What you should do: In the material below, identify each line bearing the word "this". Reproduce those lines.

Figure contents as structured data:
● ● ● ●
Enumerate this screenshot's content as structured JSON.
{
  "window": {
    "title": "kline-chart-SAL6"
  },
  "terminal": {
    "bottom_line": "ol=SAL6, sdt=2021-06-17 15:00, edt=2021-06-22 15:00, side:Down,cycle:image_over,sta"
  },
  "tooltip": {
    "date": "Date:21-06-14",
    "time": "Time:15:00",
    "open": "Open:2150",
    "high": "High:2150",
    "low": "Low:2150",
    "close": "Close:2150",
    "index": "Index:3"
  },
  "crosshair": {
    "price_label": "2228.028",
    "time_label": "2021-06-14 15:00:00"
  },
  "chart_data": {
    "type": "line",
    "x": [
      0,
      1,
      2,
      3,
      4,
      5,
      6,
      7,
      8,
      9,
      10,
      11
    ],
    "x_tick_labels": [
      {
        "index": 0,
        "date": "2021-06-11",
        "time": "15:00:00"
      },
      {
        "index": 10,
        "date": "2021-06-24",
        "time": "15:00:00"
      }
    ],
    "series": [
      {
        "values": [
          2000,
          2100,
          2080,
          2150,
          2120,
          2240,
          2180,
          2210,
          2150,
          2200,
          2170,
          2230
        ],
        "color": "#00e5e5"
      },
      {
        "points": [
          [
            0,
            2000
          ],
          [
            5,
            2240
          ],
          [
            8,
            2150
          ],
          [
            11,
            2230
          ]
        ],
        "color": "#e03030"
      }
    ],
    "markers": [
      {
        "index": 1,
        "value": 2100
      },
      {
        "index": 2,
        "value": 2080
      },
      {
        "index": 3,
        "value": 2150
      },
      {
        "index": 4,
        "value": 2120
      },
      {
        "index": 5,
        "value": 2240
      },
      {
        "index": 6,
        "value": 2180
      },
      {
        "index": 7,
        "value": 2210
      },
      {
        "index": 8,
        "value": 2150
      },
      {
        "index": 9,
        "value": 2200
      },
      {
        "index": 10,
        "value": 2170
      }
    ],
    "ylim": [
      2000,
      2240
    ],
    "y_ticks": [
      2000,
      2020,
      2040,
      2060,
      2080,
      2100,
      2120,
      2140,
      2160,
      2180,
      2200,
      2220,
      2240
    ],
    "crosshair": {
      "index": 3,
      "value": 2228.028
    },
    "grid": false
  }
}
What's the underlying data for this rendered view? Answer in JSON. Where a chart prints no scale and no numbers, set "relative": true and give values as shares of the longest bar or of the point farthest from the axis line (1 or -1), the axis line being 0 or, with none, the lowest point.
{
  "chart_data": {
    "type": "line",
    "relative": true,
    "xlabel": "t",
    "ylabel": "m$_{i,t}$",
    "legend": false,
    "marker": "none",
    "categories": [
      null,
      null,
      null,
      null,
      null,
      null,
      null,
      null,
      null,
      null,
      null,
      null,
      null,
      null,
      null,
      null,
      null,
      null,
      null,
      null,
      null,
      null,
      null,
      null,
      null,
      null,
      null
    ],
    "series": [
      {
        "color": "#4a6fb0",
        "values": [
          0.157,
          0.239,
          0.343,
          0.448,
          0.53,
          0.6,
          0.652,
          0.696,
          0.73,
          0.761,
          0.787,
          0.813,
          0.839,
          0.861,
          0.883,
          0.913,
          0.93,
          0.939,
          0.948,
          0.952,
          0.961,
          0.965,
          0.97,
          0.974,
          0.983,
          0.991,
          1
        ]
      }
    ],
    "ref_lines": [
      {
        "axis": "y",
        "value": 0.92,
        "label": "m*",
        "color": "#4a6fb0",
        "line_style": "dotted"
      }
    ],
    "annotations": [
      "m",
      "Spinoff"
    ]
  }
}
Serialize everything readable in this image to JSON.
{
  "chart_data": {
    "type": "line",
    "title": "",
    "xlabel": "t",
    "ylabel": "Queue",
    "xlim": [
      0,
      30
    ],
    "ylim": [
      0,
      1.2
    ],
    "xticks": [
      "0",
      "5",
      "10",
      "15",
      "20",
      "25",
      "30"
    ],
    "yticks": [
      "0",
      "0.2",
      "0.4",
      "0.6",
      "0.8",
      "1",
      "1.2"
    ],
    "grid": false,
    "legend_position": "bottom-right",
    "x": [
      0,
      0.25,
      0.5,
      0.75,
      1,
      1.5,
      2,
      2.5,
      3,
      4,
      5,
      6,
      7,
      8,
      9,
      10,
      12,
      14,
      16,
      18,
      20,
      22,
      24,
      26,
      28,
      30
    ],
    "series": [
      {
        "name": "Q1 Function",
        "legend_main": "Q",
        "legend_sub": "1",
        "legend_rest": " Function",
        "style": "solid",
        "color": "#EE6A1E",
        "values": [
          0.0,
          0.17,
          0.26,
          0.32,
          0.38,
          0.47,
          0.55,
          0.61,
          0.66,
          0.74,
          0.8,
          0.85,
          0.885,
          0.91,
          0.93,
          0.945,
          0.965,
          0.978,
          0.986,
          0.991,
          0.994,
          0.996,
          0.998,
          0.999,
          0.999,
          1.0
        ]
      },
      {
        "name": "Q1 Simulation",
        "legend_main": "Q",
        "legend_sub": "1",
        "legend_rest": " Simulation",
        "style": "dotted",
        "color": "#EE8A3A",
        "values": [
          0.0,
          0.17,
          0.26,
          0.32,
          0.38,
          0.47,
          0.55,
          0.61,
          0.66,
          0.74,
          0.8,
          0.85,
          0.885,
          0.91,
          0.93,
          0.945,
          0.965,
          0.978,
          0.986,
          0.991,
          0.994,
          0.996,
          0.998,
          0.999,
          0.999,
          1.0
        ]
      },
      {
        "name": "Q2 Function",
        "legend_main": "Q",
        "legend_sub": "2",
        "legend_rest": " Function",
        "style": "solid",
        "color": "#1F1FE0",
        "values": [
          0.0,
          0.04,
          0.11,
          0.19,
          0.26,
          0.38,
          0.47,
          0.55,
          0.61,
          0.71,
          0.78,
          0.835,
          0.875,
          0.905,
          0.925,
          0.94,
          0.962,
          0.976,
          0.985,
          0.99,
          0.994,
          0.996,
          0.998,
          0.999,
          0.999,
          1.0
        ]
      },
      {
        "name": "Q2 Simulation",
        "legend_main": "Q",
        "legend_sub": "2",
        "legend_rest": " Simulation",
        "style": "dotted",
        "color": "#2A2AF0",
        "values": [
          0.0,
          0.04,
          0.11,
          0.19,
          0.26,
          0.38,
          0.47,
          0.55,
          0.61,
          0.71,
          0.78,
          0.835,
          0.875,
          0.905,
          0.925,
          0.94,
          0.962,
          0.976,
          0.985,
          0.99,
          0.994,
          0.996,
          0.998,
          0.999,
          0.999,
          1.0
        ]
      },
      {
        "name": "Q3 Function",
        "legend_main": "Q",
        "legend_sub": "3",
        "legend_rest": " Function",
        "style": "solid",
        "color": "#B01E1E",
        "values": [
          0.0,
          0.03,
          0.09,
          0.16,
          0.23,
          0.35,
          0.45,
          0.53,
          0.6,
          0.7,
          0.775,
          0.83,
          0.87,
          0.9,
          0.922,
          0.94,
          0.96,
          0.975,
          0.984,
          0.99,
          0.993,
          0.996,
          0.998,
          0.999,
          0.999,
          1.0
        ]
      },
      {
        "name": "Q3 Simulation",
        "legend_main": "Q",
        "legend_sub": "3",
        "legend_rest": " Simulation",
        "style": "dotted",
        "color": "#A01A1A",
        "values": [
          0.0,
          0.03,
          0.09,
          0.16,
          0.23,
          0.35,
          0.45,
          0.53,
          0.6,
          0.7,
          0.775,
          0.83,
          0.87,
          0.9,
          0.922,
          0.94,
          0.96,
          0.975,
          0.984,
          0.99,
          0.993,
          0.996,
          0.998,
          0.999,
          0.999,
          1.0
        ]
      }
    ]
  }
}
● ● ● ●
Exercise result:
Enumerate this screenshot's content as structured JSON.
What's the underlying data for this rendered view? Answer in JSON. Where a chart prints no scale and no numbers, set "relative": true and give values as shares of the longest bar or of the point farthest from the axis line (1 or -1), the axis line being 0 or, with none, the lowest point.
Serialize everything readable in this image to JSON.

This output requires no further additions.